All of the data must be printed exactly; please include every line.
'''
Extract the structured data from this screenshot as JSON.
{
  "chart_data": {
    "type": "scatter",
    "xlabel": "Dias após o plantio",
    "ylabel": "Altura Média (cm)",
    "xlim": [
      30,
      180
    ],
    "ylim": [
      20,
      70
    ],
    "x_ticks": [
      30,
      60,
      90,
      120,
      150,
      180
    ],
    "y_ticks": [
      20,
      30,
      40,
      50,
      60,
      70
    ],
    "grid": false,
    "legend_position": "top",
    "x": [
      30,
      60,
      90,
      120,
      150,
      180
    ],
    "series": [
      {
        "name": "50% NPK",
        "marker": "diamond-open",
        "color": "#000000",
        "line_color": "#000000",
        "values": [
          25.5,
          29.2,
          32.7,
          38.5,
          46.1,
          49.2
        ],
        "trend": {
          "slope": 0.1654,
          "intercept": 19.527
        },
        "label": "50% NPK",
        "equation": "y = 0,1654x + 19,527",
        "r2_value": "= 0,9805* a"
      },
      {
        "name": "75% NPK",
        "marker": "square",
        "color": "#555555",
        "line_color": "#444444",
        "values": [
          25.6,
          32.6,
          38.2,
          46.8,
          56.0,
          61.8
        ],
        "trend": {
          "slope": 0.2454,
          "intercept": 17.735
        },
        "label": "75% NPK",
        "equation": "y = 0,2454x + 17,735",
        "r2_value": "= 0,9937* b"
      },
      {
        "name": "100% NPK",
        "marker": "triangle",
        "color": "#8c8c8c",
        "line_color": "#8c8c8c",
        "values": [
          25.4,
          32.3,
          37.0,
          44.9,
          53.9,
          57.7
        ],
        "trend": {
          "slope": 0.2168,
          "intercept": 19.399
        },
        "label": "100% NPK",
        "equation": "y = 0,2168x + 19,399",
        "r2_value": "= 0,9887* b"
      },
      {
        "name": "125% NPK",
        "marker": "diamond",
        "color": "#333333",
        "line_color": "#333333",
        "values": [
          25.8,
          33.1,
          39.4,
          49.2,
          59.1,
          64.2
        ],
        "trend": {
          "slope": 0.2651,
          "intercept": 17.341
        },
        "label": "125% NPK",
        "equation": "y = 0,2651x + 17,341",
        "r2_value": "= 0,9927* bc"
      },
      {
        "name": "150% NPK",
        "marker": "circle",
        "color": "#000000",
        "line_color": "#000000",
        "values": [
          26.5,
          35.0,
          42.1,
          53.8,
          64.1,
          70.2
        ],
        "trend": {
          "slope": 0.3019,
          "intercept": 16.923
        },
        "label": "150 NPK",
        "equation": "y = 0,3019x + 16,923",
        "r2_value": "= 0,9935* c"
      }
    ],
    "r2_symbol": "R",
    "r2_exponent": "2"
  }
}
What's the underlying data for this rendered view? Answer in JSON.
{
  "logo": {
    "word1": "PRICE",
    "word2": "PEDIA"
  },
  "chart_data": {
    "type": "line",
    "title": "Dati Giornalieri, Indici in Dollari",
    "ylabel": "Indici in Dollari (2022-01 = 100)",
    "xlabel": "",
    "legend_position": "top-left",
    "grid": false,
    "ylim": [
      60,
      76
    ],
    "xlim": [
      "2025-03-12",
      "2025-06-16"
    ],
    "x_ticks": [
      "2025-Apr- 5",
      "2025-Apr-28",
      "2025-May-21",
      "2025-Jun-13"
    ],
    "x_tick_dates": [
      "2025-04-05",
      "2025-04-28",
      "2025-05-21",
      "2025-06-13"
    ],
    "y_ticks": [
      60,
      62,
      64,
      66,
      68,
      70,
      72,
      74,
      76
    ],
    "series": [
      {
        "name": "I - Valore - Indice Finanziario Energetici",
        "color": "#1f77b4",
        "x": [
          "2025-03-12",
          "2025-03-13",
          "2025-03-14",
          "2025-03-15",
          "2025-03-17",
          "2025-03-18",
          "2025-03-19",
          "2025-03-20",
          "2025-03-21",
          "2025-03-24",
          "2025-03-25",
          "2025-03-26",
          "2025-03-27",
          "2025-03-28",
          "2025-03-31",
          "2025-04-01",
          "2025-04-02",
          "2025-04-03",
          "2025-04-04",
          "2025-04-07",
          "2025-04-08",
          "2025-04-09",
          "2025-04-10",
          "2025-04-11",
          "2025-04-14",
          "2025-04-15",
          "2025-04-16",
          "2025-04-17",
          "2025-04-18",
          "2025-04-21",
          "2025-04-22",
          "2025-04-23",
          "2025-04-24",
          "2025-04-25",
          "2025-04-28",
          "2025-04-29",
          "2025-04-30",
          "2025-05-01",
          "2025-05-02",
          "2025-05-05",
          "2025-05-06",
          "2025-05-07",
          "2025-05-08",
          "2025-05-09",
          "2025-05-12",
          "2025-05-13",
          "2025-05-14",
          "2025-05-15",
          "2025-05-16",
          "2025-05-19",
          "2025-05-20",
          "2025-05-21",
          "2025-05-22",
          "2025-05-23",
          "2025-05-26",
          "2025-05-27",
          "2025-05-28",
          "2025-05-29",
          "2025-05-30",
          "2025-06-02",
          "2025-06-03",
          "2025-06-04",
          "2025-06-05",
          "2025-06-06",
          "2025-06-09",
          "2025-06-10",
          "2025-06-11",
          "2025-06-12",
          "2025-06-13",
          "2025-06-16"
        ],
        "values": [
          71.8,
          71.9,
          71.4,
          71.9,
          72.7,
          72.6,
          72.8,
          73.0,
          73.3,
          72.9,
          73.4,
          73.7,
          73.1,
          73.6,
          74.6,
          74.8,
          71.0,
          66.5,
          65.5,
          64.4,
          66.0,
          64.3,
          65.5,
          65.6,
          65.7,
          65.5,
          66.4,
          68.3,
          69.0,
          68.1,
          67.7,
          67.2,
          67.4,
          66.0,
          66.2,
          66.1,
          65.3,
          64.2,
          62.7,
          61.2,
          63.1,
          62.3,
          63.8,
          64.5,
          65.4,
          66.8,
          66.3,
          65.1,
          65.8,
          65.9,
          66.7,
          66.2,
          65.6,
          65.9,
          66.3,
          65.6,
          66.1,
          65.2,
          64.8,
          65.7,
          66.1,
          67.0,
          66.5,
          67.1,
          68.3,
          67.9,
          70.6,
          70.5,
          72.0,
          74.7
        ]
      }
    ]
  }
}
'''
◆ Solution below ◆
Extract the structured data from this screenshot as JSON.
{
  "chart_data": {
    "type": "scatter",
    "xlabel": "Dias após o plantio",
    "ylabel": "Altura Média (cm)",
    "xlim": [
      30,
      180
    ],
    "ylim": [
      20,
      70
    ],
    "x_ticks": [
      30,
      60,
      90,
      120,
      150,
      180
    ],
    "y_ticks": [
      20,
      30,
      40,
      50,
      60,
      70
    ],
    "grid": false,
    "legend_position": "top",
    "x": [
      30,
      60,
      90,
      120,
      150,
      180
    ],
    "series": [
      {
        "name": "50% NPK",
        "marker": "diamond-open",
        "color": "#000000",
        "line_color": "#000000",
        "values": [
          25.5,
          29.2,
          32.7,
          38.5,
          46.1,
          49.2
        ],
        "trend": {
          "slope": 0.1654,
          "intercept": 19.527
        },
        "label": "50% NPK",
        "equation": "y = 0,1654x + 19,527",
        "r2_value": "= 0,9805* a"
      },
      {
        "name": "75% NPK",
        "marker": "square",
        "color": "#555555",
        "line_color": "#444444",
        "values": [
          25.6,
          32.6,
          38.2,
          46.8,
          56.0,
          61.8
        ],
        "trend": {
          "slope": 0.2454,
          "intercept": 17.735
        },
        "label": "75% NPK",
        "equation": "y = 0,2454x + 17,735",
        "r2_value": "= 0,9937* b"
      },
      {
        "name": "100% NPK",
        "marker": "triangle",
        "color": "#8c8c8c",
        "line_color": "#8c8c8c",
        "values": [
          25.4,
          32.3,
          37.0,
          44.9,
          53.9,
          57.7
        ],
        "trend": {
          "slope": 0.2168,
          "intercept": 19.399
        },
        "label": "100% NPK",
        "equation": "y = 0,2168x + 19,399",
        "r2_value": "= 0,9887* b"
      },
      {
        "name": "125% NPK",
        "marker": "diamond",
        "color": "#333333",
        "line_color": "#333333",
        "values": [
          25.8,
          33.1,
          39.4,
          49.2,
          59.1,
          64.2
        ],
        "trend": {
          "slope": 0.2651,
          "intercept": 17.341
        },
        "label": "125% NPK",
        "equation": "y = 0,2651x + 17,341",
        "r2_value": "= 0,9927* bc"
      },
      {
        "name": "150% NPK",
        "marker": "circle",
        "color": "#000000",
        "line_color": "#000000",
        "values": [
          26.5,
          35.0,
          42.1,
          53.8,
          64.1,
          70.2
        ],
        "trend": {
          "slope": 0.3019,
          "intercept": 16.923
        },
        "label": "150 NPK",
        "equation": "y = 0,3019x + 16,923",
        "r2_value": "= 0,9935* c"
      }
    ],
    "r2_symbol": "R",
    "r2_exponent": "2"
  }
}
What's the underlying data for this rendered view? Answer in JSON.
{
  "logo": {
    "word1": "PRICE",
    "word2": "PEDIA"
  },
  "chart_data": {
    "type": "line",
    "title": "Dati Giornalieri, Indici in Dollari",
    "ylabel": "Indici in Dollari (2022-01 = 100)",
    "xlabel": "",
    "legend_position": "top-left",
    "grid": false,
    "ylim": [
      60,
      76
    ],
    "xlim": [
      "2025-03-12",
      "2025-06-16"
    ],
    "x_ticks": [
      "2025-Apr- 5",
      "2025-Apr-28",
      "2025-May-21",
      "2025-Jun-13"
    ],
    "x_tick_dates": [
      "2025-04-05",
      "2025-04-28",
      "2025-05-21",
      "2025-06-13"
    ],
    "y_ticks": [
      60,
      62,
      64,
      66,
      68,
      70,
      72,
      74,
      76
    ],
    "series": [
      {
        "name": "I - Valore - Indice Finanziario Energetici",
        "color": "#1f77b4",
        "x": [
          "2025-03-12",
          "2025-03-13",
          "2025-03-14",
          "2025-03-15",
          "2025-03-17",
          "2025-03-18",
          "2025-03-19",
          "2025-03-20",
          "2025-03-21",
          "2025-03-24",
          "2025-03-25",
          "2025-03-26",
          "2025-03-27",
          "2025-03-28",
          "2025-03-31",
          "2025-04-01",
          "2025-04-02",
          "2025-04-03",
          "2025-04-04",
          "2025-04-07",
          "2025-04-08",
          "2025-04-09",
          "2025-04-10",
          "2025-04-11",
          "2025-04-14",
          "2025-04-15",
          "2025-04-16",
          "2025-04-17",
          "2025-04-18",
          "2025-04-21",
          "2025-04-22",
          "2025-04-23",
          "2025-04-24",
          "2025-04-25",
          "2025-04-28",
          "2025-04-29",
          "2025-04-30",
          "2025-05-01",
          "2025-05-02",
          "2025-05-05",
          "2025-05-06",
          "2025-05-07",
          "2025-05-08",
          "2025-05-09",
          "2025-05-12",
          "2025-05-13",
          "2025-05-14",
          "2025-05-15",
          "2025-05-16",
          "2025-05-19",
          "2025-05-20",
          "2025-05-21",
          "2025-05-22",
          "2025-05-23",
          "2025-05-26",
          "2025-05-27",
          "2025-05-28",
          "2025-05-29",
          "2025-05-30",
          "2025-06-02",
          "2025-06-03",
          "2025-06-04",
          "2025-06-05",
          "2025-06-06",
          "2025-06-09",
          "2025-06-10",
          "2025-06-11",
          "2025-06-12",
          "2025-06-13",
          "2025-06-16"
        ],
        "values": [
          71.8,
          71.9,
          71.4,
          71.9,
          72.7,
          72.6,
          72.8,
          73.0,
          73.3,
          72.9,
          73.4,
          73.7,
          73.1,
          73.6,
          74.6,
          74.8,
          71.0,
          66.5,
          65.5,
          64.4,
          66.0,
          64.3,
          65.5,
          65.6,
          65.7,
          65.5,
          66.4,
          68.3,
          69.0,
          68.1,
          67.7,
          67.2,
          67.4,
          66.0,
          66.2,
          66.1,
          65.3,
          64.2,
          62.7,
          61.2,
          63.1,
          62.3,
          63.8,
          64.5,
          65.4,
          66.8,
          66.3,
          65.1,
          65.8,
          65.9,
          66.7,
          66.2,
          65.6,
          65.9,
          66.3,
          65.6,
          66.1,
          65.2,
          64.8,
          65.7,
          66.1,
          67.0,
          66.5,
          67.1,
          68.3,
          67.9,
          70.6,
          70.5,
          72.0,
          74.7
        ]
      }
    ]
  }
}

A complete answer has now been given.